# [Requirements]
Make an exact copy of all the material below, apart from the pictures.

# [Given data]
= = = =
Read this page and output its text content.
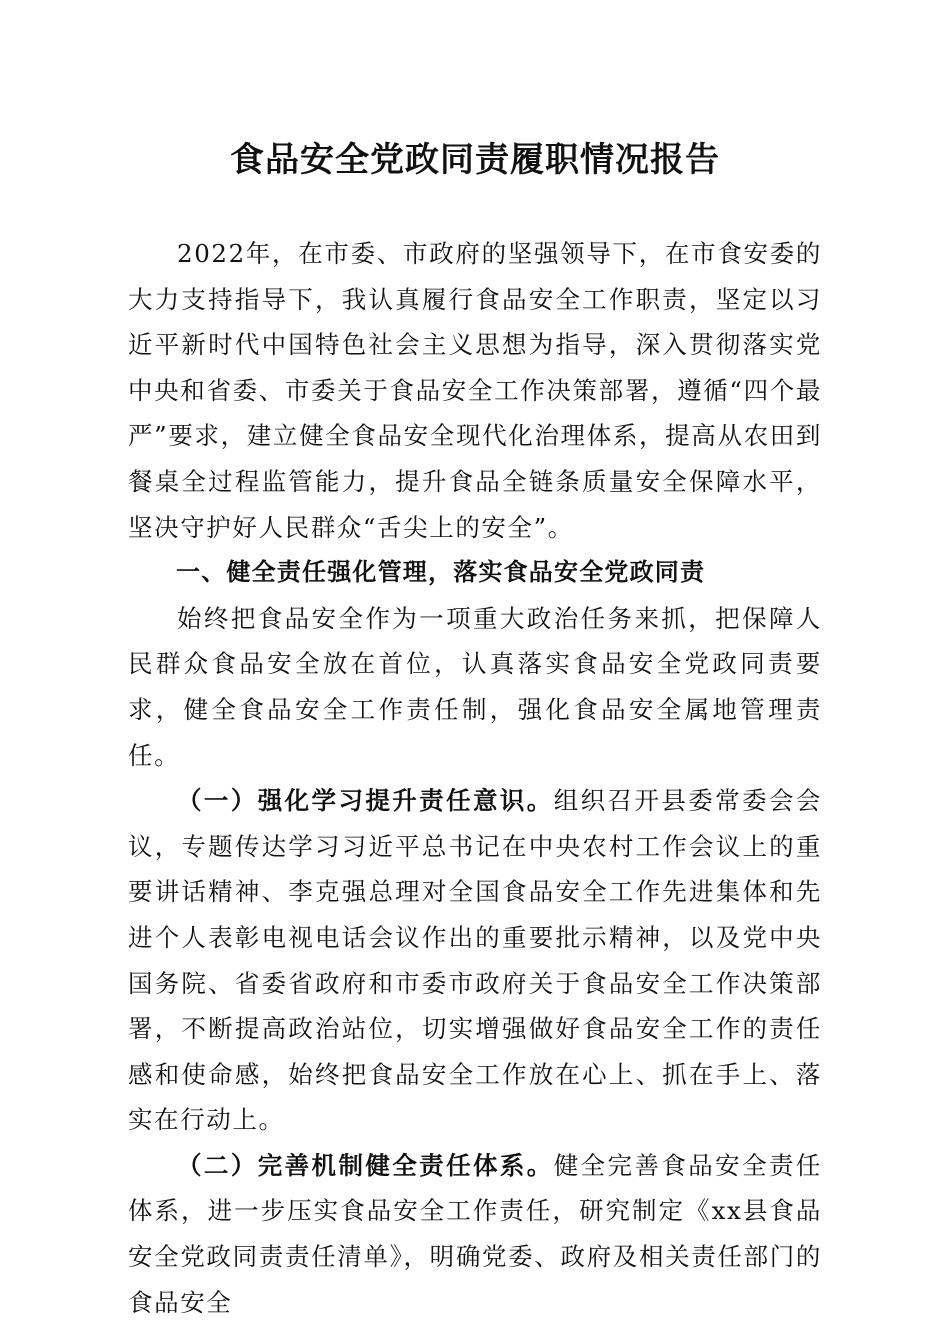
食品安全党政同责履职情况报告

2022年，在市委、市政府的坚强领导下，在市食安委的大力支持指导下，我认真履行食品安全工作职责，坚定以习近平新时代中国特色社会主义思想为指导，深入贯彻落实党中央和省委、市委关于食品安全工作决策部署，遵循“四个最严”要求，建立健全食品安全现代化治理体系，提高从农田到餐桌全过程监管能力，提升食品全链条质量安全保障水平，坚决守护好人民群众“舌尖上的安全”。

一、健全责任强化管理，落实食品安全党政同责

始终把食品安全作为一项重大政治任务来抓，把保障人民群众食品安全放在首位，认真落实食品安全党政同责要求，健全食品安全工作责任制，强化食品安全属地管理责任。

（一）强化学习提升责任意识。组织召开县委常委会会议，专题传达学习习近平总书记在中央农村工作会议上的重要讲话精神、李克强总理对全国食品安全工作先进集体和先进个人表彰电视电话会议作出的重要批示精神，以及党中央国务院、省委省政府和市委市政府关于食品安全工作决策部署，不断提高政治站位，切实增强做好食品安全工作的责任感和使命感，始终把食品安全工作放在心上、抓在手上、落实在行动上。

（二）完善机制健全责任体系。健全完善食品安全责任体系，进一步压实食品安全工作责任，研究制定《xx县食品安全党政同责责任清单》，明确党委、政府及相关责任部门的食品安全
= = = =
# [The response]
Read this page and output its text content.
食品安全党政同责履职情况报告

2022年，在市委、市政府的坚强领导下，在市食安委的大力支持指导下，我认真履行食品安全工作职责，坚定以习近平新时代中国特色社会主义思想为指导，深入贯彻落实党中央和省委、市委关于食品安全工作决策部署，遵循“四个最严”要求，建立健全食品安全现代化治理体系，提高从农田到餐桌全过程监管能力，提升食品全链条质量安全保障水平，坚决守护好人民群众“舌尖上的安全”。

一、健全责任强化管理，落实食品安全党政同责

始终把食品安全作为一项重大政治任务来抓，把保障人民群众食品安全放在首位，认真落实食品安全党政同责要求，健全食品安全工作责任制，强化食品安全属地管理责任。

（一）强化学习提升责任意识。组织召开县委常委会会议，专题传达学习习近平总书记在中央农村工作会议上的重要讲话精神、李克强总理对全国食品安全工作先进集体和先进个人表彰电视电话会议作出的重要批示精神，以及党中央国务院、省委省政府和市委市政府关于食品安全工作决策部署，不断提高政治站位，切实增强做好食品安全工作的责任感和使命感，始终把食品安全工作放在心上、抓在手上、落实在行动上。

（二）完善机制健全责任体系。健全完善食品安全责任体系，进一步压实食品安全工作责任，研究制定《xx县食品安全党政同责责任清单》，明确党委、政府及相关责任部门的食品安全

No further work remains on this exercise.